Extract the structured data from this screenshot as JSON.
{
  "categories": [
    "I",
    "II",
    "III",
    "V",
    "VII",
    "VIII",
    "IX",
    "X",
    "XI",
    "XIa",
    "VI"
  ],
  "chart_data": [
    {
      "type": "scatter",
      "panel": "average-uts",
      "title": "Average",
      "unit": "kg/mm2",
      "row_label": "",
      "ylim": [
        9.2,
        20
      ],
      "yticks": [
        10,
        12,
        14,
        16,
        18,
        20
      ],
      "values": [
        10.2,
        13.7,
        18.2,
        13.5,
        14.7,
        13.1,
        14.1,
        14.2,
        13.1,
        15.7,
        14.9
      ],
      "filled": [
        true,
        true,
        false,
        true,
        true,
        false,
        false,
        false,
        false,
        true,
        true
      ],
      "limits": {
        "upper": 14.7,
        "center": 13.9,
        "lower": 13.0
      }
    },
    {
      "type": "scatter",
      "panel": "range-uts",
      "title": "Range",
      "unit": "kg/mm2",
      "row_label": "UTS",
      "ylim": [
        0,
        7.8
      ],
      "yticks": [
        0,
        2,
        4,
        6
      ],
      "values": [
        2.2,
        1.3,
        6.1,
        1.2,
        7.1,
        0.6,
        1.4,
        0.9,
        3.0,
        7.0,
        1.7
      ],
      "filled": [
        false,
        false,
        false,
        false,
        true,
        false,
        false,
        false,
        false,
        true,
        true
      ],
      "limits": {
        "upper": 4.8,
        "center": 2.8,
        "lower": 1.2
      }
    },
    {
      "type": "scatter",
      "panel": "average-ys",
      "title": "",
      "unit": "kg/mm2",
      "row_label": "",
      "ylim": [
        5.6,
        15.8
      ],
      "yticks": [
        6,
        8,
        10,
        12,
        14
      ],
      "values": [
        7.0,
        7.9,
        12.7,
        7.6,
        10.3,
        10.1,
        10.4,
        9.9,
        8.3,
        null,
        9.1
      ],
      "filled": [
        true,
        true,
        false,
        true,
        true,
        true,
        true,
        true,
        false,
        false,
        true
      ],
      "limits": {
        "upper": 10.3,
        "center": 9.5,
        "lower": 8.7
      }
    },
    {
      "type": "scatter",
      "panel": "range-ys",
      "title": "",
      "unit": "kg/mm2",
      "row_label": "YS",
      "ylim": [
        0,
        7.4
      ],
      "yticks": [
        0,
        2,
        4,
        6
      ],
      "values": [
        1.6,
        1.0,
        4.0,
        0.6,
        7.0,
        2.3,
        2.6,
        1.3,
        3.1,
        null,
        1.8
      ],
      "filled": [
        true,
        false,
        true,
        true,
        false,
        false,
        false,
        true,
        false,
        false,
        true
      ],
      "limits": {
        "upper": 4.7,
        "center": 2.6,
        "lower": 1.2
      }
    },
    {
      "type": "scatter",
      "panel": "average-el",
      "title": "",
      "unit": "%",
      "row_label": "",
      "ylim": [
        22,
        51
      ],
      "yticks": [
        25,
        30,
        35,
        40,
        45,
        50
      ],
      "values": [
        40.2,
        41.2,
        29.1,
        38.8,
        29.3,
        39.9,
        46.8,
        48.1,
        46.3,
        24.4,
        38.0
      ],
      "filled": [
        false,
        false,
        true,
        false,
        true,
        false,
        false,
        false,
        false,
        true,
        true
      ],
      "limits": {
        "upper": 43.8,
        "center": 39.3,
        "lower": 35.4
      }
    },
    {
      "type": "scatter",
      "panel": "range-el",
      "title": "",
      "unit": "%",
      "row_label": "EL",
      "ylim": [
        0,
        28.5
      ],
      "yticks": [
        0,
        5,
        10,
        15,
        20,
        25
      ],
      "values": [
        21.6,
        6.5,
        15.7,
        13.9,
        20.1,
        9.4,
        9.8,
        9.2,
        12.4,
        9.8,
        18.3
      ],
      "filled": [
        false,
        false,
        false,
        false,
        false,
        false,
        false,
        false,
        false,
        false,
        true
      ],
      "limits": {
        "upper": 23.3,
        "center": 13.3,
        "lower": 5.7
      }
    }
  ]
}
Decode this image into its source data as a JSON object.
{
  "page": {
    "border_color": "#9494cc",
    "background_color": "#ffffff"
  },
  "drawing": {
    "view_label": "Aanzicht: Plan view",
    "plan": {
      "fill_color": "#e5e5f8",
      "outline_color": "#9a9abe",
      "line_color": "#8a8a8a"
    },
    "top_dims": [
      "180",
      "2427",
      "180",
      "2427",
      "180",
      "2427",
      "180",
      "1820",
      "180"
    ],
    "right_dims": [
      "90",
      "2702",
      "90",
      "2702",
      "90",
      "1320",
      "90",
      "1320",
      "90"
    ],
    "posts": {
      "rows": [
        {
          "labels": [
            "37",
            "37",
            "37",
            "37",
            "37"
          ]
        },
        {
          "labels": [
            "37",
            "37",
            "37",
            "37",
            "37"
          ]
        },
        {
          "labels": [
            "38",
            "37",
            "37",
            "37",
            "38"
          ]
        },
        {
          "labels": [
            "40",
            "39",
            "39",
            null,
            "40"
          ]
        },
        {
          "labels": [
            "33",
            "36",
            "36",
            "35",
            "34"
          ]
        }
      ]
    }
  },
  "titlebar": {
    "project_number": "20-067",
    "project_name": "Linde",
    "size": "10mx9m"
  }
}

= Work to be completed =
Make an exact copy of all the data.

= Worked solution =
Extract the structured data from this screenshot as JSON.
{
  "categories": [
    "I",
    "II",
    "III",
    "V",
    "VII",
    "VIII",
    "IX",
    "X",
    "XI",
    "XIa",
    "VI"
  ],
  "chart_data": [
    {
      "type": "scatter",
      "panel": "average-uts",
      "title": "Average",
      "unit": "kg/mm2",
      "row_label": "",
      "ylim": [
        9.2,
        20
      ],
      "yticks": [
        10,
        12,
        14,
        16,
        18,
        20
      ],
      "values": [
        10.2,
        13.7,
        18.2,
        13.5,
        14.7,
        13.1,
        14.1,
        14.2,
        13.1,
        15.7,
        14.9
      ],
      "filled": [
        true,
        true,
        false,
        true,
        true,
        false,
        false,
        false,
        false,
        true,
        true
      ],
      "limits": {
        "upper": 14.7,
        "center": 13.9,
        "lower": 13.0
      }
    },
    {
      "type": "scatter",
      "panel": "range-uts",
      "title": "Range",
      "unit": "kg/mm2",
      "row_label": "UTS",
      "ylim": [
        0,
        7.8
      ],
      "yticks": [
        0,
        2,
        4,
        6
      ],
      "values": [
        2.2,
        1.3,
        6.1,
        1.2,
        7.1,
        0.6,
        1.4,
        0.9,
        3.0,
        7.0,
        1.7
      ],
      "filled": [
        false,
        false,
        false,
        false,
        true,
        false,
        false,
        false,
        false,
        true,
        true
      ],
      "limits": {
        "upper": 4.8,
        "center": 2.8,
        "lower": 1.2
      }
    },
    {
      "type": "scatter",
      "panel": "average-ys",
      "title": "",
      "unit": "kg/mm2",
      "row_label": "",
      "ylim": [
        5.6,
        15.8
      ],
      "yticks": [
        6,
        8,
        10,
        12,
        14
      ],
      "values": [
        7.0,
        7.9,
        12.7,
        7.6,
        10.3,
        10.1,
        10.4,
        9.9,
        8.3,
        null,
        9.1
      ],
      "filled": [
        true,
        true,
        false,
        true,
        true,
        true,
        true,
        true,
        false,
        false,
        true
      ],
      "limits": {
        "upper": 10.3,
        "center": 9.5,
        "lower": 8.7
      }
    },
    {
      "type": "scatter",
      "panel": "range-ys",
      "title": "",
      "unit": "kg/mm2",
      "row_label": "YS",
      "ylim": [
        0,
        7.4
      ],
      "yticks": [
        0,
        2,
        4,
        6
      ],
      "values": [
        1.6,
        1.0,
        4.0,
        0.6,
        7.0,
        2.3,
        2.6,
        1.3,
        3.1,
        null,
        1.8
      ],
      "filled": [
        true,
        false,
        true,
        true,
        false,
        false,
        false,
        true,
        false,
        false,
        true
      ],
      "limits": {
        "upper": 4.7,
        "center": 2.6,
        "lower": 1.2
      }
    },
    {
      "type": "scatter",
      "panel": "average-el",
      "title": "",
      "unit": "%",
      "row_label": "",
      "ylim": [
        22,
        51
      ],
      "yticks": [
        25,
        30,
        35,
        40,
        45,
        50
      ],
      "values": [
        40.2,
        41.2,
        29.1,
        38.8,
        29.3,
        39.9,
        46.8,
        48.1,
        46.3,
        24.4,
        38.0
      ],
      "filled": [
        false,
        false,
        true,
        false,
        true,
        false,
        false,
        false,
        false,
        true,
        true
      ],
      "limits": {
        "upper": 43.8,
        "center": 39.3,
        "lower": 35.4
      }
    },
    {
      "type": "scatter",
      "panel": "range-el",
      "title": "",
      "unit": "%",
      "row_label": "EL",
      "ylim": [
        0,
        28.5
      ],
      "yticks": [
        0,
        5,
        10,
        15,
        20,
        25
      ],
      "values": [
        21.6,
        6.5,
        15.7,
        13.9,
        20.1,
        9.4,
        9.8,
        9.2,
        12.4,
        9.8,
        18.3
      ],
      "filled": [
        false,
        false,
        false,
        false,
        false,
        false,
        false,
        false,
        false,
        false,
        true
      ],
      "limits": {
        "upper": 23.3,
        "center": 13.3,
        "lower": 5.7
      }
    }
  ]
}
Decode this image into its source data as a JSON object.
{
  "page": {
    "border_color": "#9494cc",
    "background_color": "#ffffff"
  },
  "drawing": {
    "view_label": "Aanzicht: Plan view",
    "plan": {
      "fill_color": "#e5e5f8",
      "outline_color": "#9a9abe",
      "line_color": "#8a8a8a"
    },
    "top_dims": [
      "180",
      "2427",
      "180",
      "2427",
      "180",
      "2427",
      "180",
      "1820",
      "180"
    ],
    "right_dims": [
      "90",
      "2702",
      "90",
      "2702",
      "90",
      "1320",
      "90",
      "1320",
      "90"
    ],
    "posts": {
      "rows": [
        {
          "labels": [
            "37",
            "37",
            "37",
            "37",
            "37"
          ]
        },
        {
          "labels": [
            "37",
            "37",
            "37",
            "37",
            "37"
          ]
        },
        {
          "labels": [
            "38",
            "37",
            "37",
            "37",
            "38"
          ]
        },
        {
          "labels": [
            "40",
            "39",
            "39",
            null,
            "40"
          ]
        },
        {
          "labels": [
            "33",
            "36",
            "36",
            "35",
            "34"
          ]
        }
      ]
    }
  },
  "titlebar": {
    "project_number": "20-067",
    "project_name": "Linde",
    "size": "10mx9m"
  }
}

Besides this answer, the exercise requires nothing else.